======== RECORDS SHOWN ========
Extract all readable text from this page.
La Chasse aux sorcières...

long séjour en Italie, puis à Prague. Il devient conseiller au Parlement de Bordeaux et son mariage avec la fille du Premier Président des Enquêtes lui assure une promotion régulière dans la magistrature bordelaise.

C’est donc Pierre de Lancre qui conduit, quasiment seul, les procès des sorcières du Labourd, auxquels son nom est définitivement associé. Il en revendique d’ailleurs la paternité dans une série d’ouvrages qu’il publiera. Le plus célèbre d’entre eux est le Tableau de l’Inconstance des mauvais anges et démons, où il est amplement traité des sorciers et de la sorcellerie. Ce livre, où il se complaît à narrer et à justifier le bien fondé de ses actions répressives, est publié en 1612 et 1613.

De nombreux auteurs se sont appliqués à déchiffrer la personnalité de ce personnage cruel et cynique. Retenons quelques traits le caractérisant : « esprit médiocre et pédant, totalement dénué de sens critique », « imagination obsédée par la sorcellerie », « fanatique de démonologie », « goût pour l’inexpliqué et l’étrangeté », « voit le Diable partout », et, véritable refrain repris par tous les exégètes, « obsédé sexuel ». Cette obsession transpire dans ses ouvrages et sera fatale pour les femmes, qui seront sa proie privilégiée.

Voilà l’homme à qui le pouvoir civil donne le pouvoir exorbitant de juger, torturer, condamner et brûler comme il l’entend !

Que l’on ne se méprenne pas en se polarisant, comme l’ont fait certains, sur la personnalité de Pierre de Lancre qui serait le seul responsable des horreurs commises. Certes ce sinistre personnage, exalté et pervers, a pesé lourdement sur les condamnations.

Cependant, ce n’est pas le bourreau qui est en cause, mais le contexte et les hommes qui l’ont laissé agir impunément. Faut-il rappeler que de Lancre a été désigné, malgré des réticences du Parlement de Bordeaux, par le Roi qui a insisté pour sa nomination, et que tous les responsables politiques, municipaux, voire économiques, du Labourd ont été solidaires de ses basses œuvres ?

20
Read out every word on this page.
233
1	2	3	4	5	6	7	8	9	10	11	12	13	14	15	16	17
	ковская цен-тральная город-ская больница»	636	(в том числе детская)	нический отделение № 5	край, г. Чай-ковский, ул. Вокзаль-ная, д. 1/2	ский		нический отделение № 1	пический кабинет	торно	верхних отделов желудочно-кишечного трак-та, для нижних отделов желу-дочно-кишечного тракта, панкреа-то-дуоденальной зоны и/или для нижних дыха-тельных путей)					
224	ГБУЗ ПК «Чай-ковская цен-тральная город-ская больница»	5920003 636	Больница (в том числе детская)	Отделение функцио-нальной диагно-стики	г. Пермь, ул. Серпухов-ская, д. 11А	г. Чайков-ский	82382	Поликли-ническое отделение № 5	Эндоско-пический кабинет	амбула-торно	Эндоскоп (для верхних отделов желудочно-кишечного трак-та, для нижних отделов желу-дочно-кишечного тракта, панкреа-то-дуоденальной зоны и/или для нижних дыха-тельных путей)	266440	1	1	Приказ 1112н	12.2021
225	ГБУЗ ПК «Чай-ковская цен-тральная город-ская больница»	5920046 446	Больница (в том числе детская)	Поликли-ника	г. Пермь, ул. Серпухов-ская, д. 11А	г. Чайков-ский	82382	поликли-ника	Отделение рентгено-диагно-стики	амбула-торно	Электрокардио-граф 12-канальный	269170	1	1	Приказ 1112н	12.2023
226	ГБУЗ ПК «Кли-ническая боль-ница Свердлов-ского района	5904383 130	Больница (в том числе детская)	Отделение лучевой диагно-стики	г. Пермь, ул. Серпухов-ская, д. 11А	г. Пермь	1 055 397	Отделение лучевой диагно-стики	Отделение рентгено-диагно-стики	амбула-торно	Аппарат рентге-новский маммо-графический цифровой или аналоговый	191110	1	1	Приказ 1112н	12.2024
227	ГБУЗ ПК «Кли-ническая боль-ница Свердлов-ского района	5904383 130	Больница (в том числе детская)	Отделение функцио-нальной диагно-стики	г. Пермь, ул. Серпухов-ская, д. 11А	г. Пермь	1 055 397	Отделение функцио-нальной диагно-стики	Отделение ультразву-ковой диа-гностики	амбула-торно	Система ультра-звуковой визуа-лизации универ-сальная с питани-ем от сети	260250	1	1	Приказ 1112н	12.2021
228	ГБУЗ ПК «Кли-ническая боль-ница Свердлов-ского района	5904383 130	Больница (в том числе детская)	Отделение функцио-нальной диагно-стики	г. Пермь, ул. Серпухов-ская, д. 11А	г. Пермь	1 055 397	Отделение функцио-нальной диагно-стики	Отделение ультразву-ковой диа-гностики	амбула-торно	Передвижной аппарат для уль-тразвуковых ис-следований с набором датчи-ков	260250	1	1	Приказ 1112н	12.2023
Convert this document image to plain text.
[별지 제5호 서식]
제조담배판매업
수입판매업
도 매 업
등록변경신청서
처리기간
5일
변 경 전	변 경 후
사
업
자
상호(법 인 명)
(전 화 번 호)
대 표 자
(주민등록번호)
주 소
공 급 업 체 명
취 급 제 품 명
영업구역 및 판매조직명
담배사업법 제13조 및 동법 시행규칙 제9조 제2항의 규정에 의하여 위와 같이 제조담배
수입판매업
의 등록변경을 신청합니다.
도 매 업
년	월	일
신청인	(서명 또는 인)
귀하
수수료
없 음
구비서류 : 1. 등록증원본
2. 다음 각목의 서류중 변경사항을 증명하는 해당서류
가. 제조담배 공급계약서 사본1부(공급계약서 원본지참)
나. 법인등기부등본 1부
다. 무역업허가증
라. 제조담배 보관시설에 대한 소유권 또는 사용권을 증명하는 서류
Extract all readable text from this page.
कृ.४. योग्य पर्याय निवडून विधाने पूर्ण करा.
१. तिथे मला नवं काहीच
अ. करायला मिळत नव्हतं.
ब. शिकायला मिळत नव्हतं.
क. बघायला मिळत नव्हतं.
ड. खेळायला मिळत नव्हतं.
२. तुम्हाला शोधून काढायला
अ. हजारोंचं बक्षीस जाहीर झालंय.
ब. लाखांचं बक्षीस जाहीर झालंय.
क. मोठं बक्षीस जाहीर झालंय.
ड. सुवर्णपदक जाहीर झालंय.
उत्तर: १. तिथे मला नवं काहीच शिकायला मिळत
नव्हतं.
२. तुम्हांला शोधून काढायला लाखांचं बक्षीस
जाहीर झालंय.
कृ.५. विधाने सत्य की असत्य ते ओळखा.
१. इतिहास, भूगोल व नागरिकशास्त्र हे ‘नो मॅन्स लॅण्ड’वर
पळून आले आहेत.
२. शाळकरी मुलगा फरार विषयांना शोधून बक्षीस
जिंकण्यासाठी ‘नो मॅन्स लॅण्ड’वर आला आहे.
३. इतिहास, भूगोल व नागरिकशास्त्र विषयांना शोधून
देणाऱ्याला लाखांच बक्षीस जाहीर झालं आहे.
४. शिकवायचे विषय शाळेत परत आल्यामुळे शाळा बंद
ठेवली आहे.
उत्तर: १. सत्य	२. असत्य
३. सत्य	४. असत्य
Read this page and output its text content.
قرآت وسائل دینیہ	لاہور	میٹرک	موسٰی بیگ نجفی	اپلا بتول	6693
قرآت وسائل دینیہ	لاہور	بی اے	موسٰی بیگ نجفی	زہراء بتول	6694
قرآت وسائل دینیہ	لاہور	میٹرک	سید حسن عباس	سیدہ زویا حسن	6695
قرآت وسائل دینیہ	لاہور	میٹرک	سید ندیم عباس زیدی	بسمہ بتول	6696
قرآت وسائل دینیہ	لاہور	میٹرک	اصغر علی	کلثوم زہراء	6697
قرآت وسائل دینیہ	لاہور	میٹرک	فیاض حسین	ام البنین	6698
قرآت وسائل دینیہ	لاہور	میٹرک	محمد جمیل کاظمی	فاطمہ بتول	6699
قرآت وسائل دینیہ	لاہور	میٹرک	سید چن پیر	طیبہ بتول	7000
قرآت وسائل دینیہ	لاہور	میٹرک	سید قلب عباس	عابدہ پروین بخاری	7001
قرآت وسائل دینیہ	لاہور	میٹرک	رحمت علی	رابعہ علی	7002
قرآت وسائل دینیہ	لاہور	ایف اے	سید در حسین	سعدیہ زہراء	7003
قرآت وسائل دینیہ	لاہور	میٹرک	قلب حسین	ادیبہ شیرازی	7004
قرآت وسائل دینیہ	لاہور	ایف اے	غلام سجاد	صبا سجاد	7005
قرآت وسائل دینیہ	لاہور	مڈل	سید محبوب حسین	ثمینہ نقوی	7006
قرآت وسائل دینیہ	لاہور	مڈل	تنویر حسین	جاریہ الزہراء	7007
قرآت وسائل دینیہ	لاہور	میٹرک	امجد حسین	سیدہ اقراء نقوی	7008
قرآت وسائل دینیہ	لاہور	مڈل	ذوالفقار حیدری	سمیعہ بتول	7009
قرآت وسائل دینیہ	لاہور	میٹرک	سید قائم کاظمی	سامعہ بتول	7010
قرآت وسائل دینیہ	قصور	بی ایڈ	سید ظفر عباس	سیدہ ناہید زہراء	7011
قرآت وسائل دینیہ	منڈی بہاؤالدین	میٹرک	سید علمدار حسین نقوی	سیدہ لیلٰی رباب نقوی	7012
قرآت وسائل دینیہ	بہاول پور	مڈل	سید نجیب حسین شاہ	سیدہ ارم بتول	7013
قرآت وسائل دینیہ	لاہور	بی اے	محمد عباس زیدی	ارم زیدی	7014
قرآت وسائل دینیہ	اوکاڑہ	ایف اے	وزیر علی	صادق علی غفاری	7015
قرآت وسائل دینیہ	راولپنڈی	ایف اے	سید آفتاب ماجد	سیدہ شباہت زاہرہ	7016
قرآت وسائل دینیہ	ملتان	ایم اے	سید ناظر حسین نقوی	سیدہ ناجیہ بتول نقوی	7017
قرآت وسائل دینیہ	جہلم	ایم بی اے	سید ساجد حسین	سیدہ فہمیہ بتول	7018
========
▸ INSTRUCTION
Find the string "سیدہ" in the listing and return every line that holds it.

▸ TASK SOLUTION
قرآت وسائل دینیہ	لاہور	میٹرک	سید حسن عباس	سیدہ زویا حسن	6695
قرآت وسائل دینیہ	لاہور	میٹرک	امجد حسین	سیدہ اقراء نقوی	7008
قرآت وسائل دینیہ	قصور	بی ایڈ	سید ظفر عباس	سیدہ ناہید زہراء	7011
قرآت وسائل دینیہ	منڈی بہاؤالدین	میٹرک	سید علمدار حسین نقوی	سیدہ لیلٰی رباب نقوی	7012
قرآت وسائل دینیہ	بہاول پور	مڈل	سید نجیب حسین شاہ	سیدہ ارم بتول	7013
قرآت وسائل دینیہ	راولپنڈی	ایف اے	سید آفتاب ماجد	سیدہ شباہت زاہرہ	7016
قرآت وسائل دینیہ	ملتان	ایم اے	سید ناظر حسین نقوی	سیدہ ناجیہ بتول نقوی	7017
قرآت وسائل دینیہ	جہلم	ایم بی اے	سید ساجد حسین	سیدہ فہمیہ بتول	7018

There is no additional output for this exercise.